* START Task material *
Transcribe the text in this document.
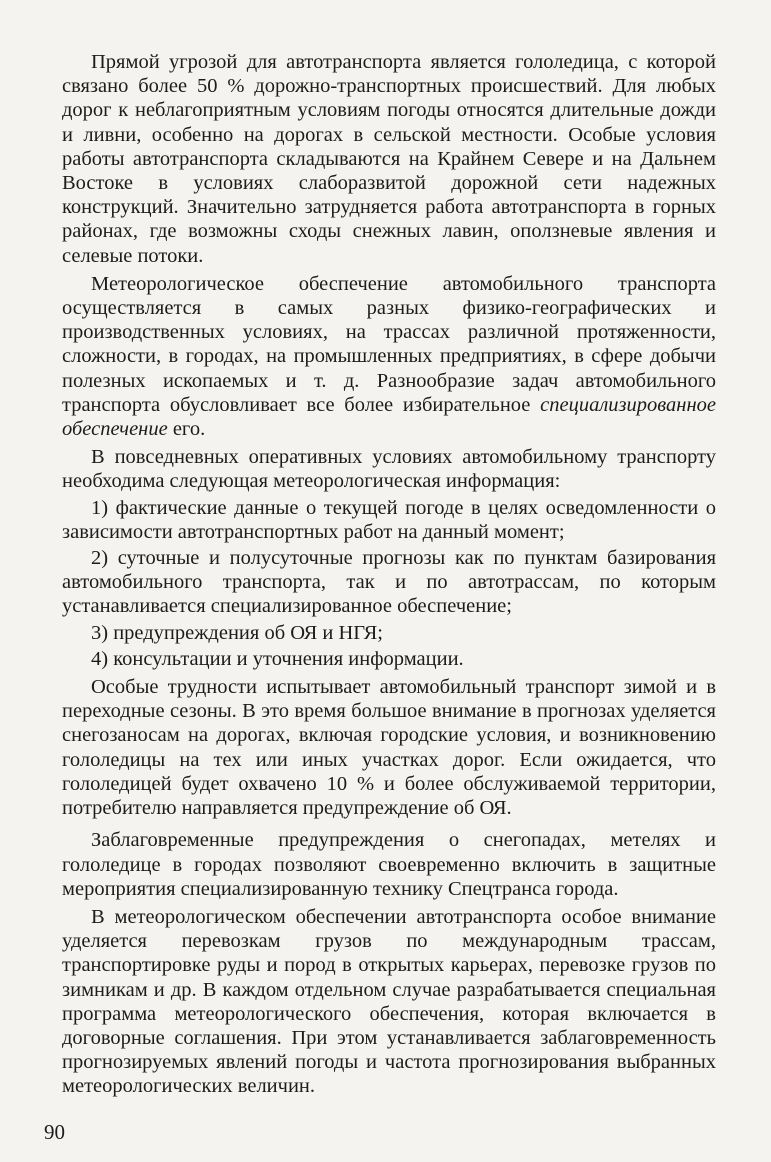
Прямой угрозой для автотранспорта является гололедица, с которой связано более 50 % дорожно-транспортных происшествий. Для любых дорог к неблагоприятным условиям погоды относятся длительные дожди и ливни, особенно на дорогах в сельской местности. Особые условия работы автотранспорта складываются на Крайнем Севере и на Дальнем Востоке в условиях слаборазвитой дорожной сети надежных конструкций. Значительно затрудняется работа автотранспорта в горных районах, где возможны сходы снежных лавин, оползневые явления и селевые потоки.

Метеорологическое обеспечение автомобильного транспорта осуществляется в самых разных физико-географических и производственных условиях, на трассах различной протяженности, сложности, в городах, на промышленных предприятиях, в сфере добычи полезных ископаемых и т. д. Разнообразие задач автомобильного транспорта обусловливает все более избирательное специализированное обеспечение его.

В повседневных оперативных условиях автомобильному транспорту необходима следующая метеорологическая информация:

1) фактические данные о текущей погоде в целях осведомленности о зависимости автотранспортных работ на данный момент;

2) суточные и полусуточные прогнозы как по пунктам базирования автомобильного транспорта, так и по автотрассам, по которым устанавливается специализированное обеспечение;

3) предупреждения об ОЯ и НГЯ;

4) консультации и уточнения информации.

Особые трудности испытывает автомобильный транспорт зимой и в переходные сезоны. В это время большое внимание в прогнозах уделяется снегозаносам на дорогах, включая городские условия, и возникновению гололедицы на тех или иных участках дорог. Если ожидается, что гололедицей будет охвачено 10 % и более обслуживаемой территории, потребителю направляется предупреждение об ОЯ.

Заблаговременные предупреждения о снегопадах, метелях и гололедице в городах позволяют своевременно включить в защитные мероприятия специализированную технику Спецтранса города.

В метеорологическом обеспечении автотранспорта особое внимание уделяется перевозкам грузов по международным трассам, транспортировке руды и пород в открытых карьерах, перевозке грузов по зимникам и др. В каждом отдельном случае разрабатывается специальная программа метеорологического обеспечения, которая включается в договорные соглашения. При этом устанавливается заблаговременность прогнозируемых явлений погоды и частота прогнозирования выбранных метеорологических величин.

90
* END Task material *
» **What needs to be done**
Using the listing above, show each line holding the string "предупреждения".

» **Answer**
3) предупреждения об ОЯ и НГЯ;
Заблаговременные предупреждения о снегопадах, метелях и гололедице в городах позволяют своевременно включить в защитные мероприятия специализированную технику Спецтранса города.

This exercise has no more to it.